TASK TO CARRY OUT: Pull out every line below holding the word "项目完成后".

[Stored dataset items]

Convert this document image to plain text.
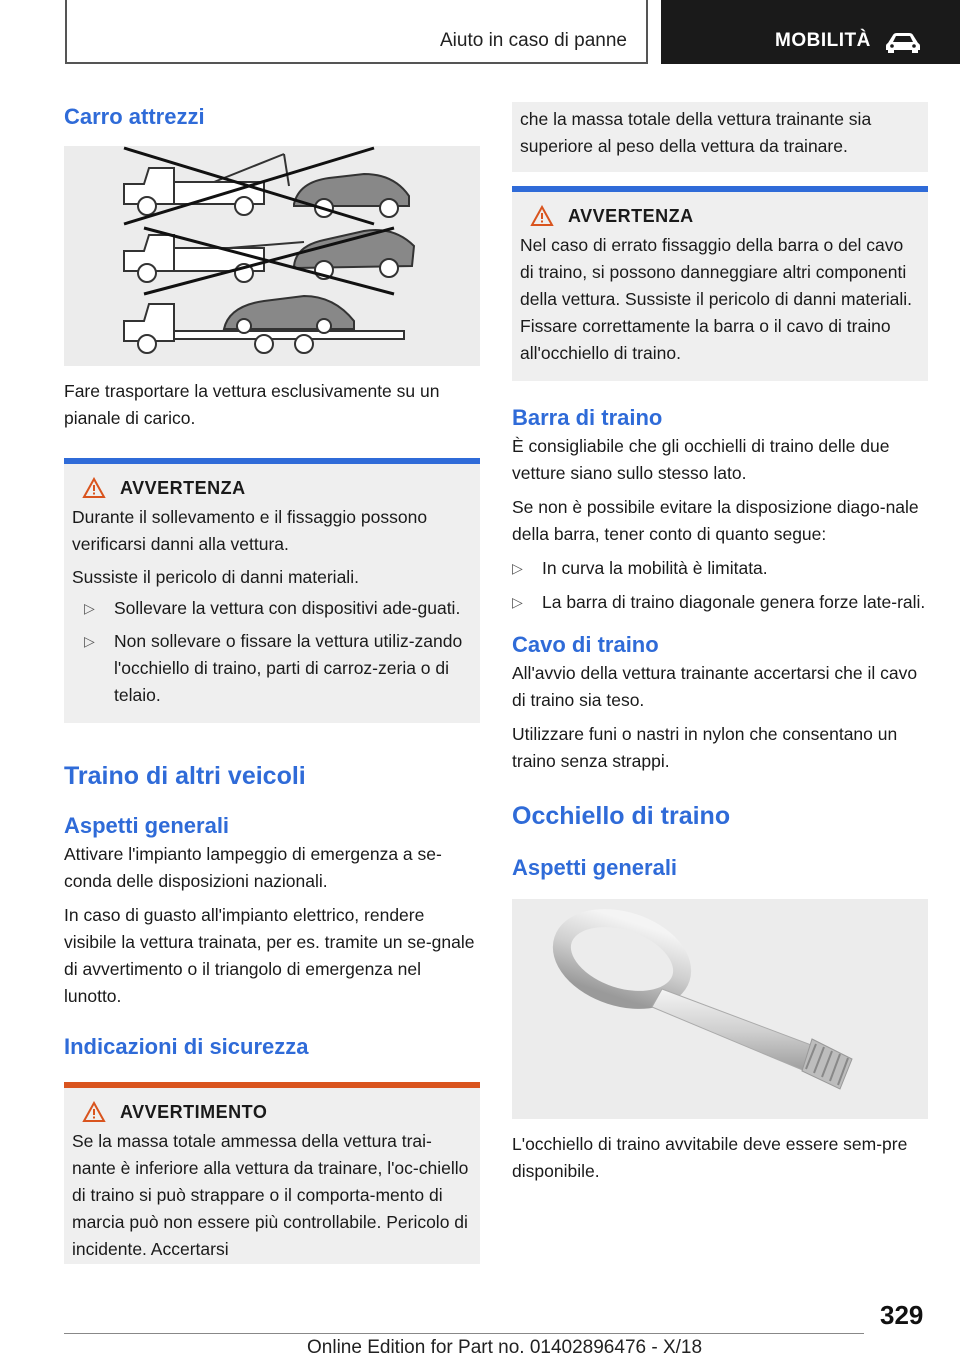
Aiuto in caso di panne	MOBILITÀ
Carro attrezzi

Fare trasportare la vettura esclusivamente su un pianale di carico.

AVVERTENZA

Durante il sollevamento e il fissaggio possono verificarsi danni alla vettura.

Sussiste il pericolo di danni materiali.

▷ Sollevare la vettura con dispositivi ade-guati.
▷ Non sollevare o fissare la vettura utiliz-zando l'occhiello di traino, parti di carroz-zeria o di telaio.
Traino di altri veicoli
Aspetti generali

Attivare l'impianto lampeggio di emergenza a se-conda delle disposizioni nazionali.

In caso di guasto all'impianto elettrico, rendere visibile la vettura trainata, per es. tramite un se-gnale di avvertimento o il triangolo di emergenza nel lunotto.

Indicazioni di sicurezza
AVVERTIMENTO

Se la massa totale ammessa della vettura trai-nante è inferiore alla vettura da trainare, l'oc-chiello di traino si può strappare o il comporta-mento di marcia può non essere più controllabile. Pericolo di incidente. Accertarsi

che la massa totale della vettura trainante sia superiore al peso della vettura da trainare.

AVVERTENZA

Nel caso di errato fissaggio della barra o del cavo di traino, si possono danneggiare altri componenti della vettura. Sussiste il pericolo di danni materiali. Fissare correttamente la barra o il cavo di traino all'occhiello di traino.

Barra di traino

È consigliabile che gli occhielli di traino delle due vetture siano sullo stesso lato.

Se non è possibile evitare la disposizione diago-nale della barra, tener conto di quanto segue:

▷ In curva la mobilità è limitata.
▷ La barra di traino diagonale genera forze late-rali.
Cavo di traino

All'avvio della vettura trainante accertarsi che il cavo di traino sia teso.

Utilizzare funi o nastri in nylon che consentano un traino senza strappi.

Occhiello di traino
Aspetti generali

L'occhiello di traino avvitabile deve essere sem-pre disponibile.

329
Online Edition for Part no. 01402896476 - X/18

---

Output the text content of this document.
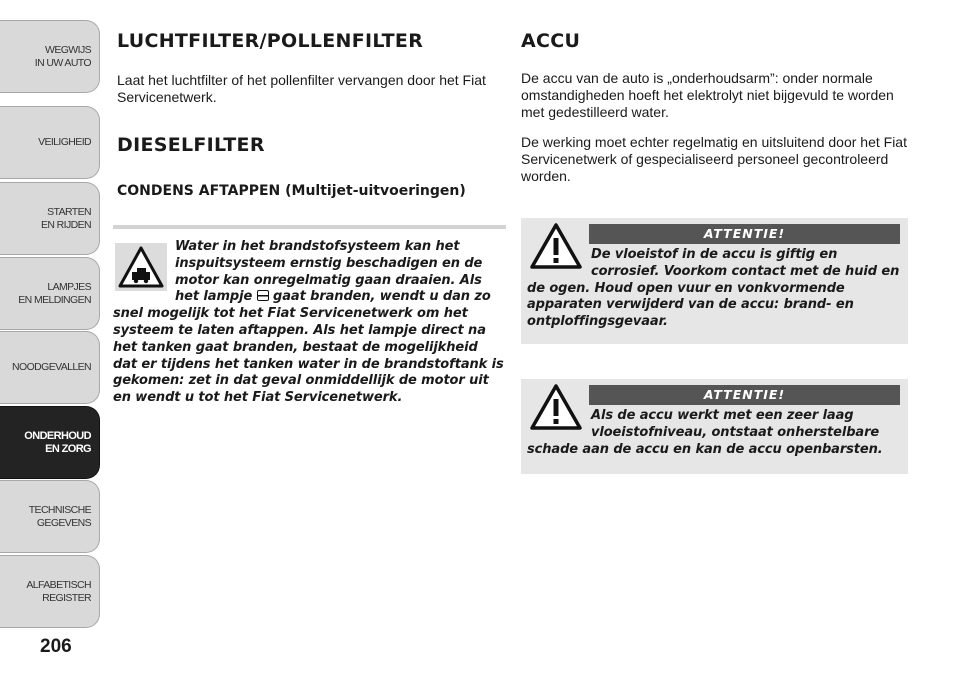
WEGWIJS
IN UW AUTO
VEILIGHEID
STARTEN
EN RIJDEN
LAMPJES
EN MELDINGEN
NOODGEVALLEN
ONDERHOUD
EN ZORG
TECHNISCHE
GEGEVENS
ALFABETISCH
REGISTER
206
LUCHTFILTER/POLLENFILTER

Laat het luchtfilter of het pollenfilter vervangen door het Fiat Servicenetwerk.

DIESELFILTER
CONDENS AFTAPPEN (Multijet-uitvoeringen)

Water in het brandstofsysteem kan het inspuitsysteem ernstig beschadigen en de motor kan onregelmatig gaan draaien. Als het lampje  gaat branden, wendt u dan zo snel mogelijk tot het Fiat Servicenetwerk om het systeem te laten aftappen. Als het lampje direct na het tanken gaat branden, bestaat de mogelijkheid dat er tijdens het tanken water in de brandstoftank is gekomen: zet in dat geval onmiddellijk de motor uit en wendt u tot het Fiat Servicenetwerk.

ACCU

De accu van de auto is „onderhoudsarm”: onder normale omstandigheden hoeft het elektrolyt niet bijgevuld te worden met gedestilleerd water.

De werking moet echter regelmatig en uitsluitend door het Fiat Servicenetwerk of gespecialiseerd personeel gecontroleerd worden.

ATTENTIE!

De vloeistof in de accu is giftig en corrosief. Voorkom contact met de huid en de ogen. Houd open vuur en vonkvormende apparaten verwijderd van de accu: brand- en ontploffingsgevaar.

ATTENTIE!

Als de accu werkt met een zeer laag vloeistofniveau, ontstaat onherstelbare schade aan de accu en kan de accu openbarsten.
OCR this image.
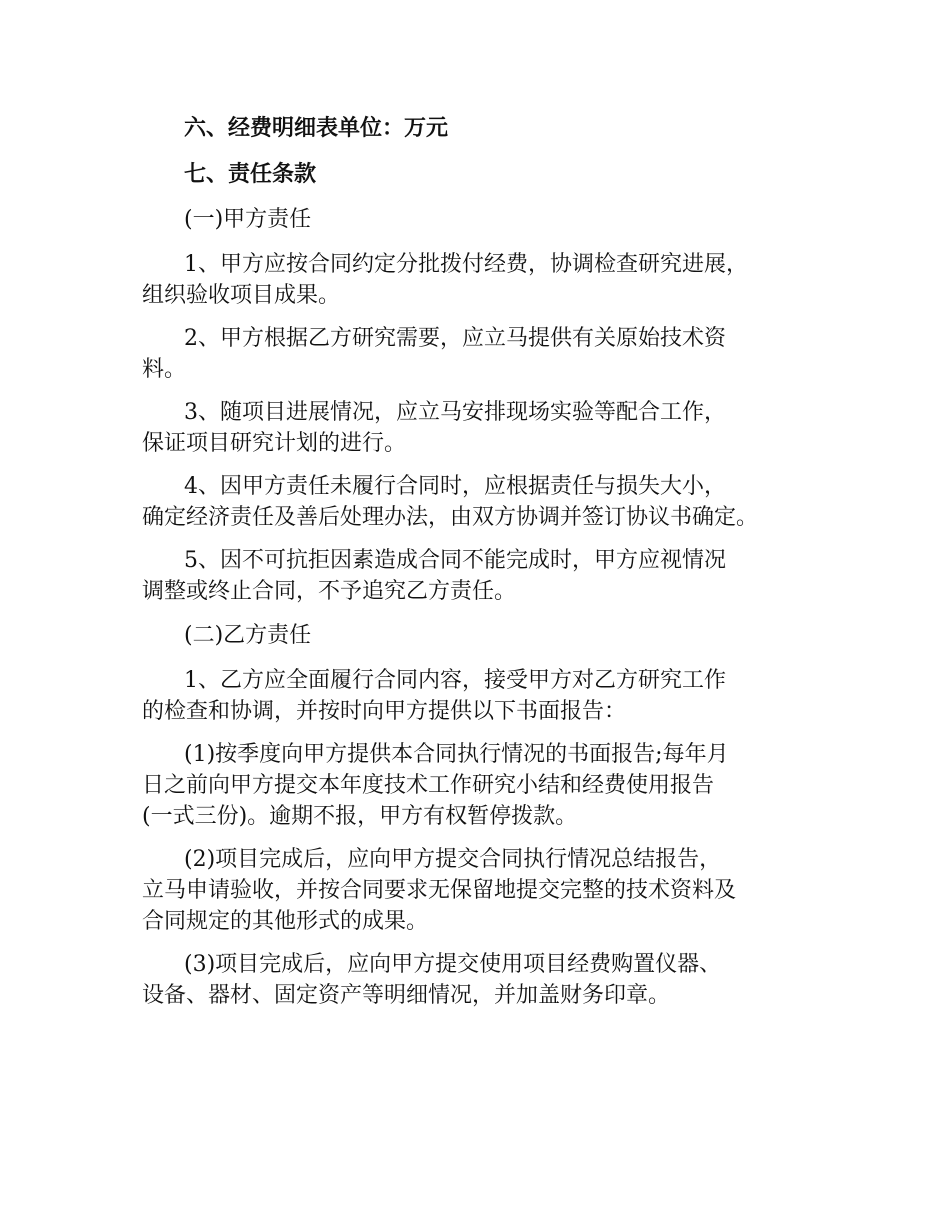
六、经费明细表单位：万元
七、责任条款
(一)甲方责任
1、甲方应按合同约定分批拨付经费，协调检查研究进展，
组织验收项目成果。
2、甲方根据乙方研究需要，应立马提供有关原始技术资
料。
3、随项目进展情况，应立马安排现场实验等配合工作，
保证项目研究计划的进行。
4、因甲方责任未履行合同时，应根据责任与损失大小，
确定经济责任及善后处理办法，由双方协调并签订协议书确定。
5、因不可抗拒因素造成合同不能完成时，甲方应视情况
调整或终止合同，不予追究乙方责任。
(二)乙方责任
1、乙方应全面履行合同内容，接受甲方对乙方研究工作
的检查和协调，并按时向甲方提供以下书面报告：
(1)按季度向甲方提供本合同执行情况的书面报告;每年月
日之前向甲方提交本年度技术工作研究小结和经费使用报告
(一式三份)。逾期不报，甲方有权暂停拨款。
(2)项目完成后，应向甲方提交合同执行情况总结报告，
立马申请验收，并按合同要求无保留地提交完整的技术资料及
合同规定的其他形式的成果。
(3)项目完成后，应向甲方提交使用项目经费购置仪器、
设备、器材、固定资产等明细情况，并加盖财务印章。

WRITTEN SOLUTION:
(2)项目完成后，应向甲方提交合同执行情况总结报告，
(3)项目完成后，应向甲方提交使用项目经费购置仪器、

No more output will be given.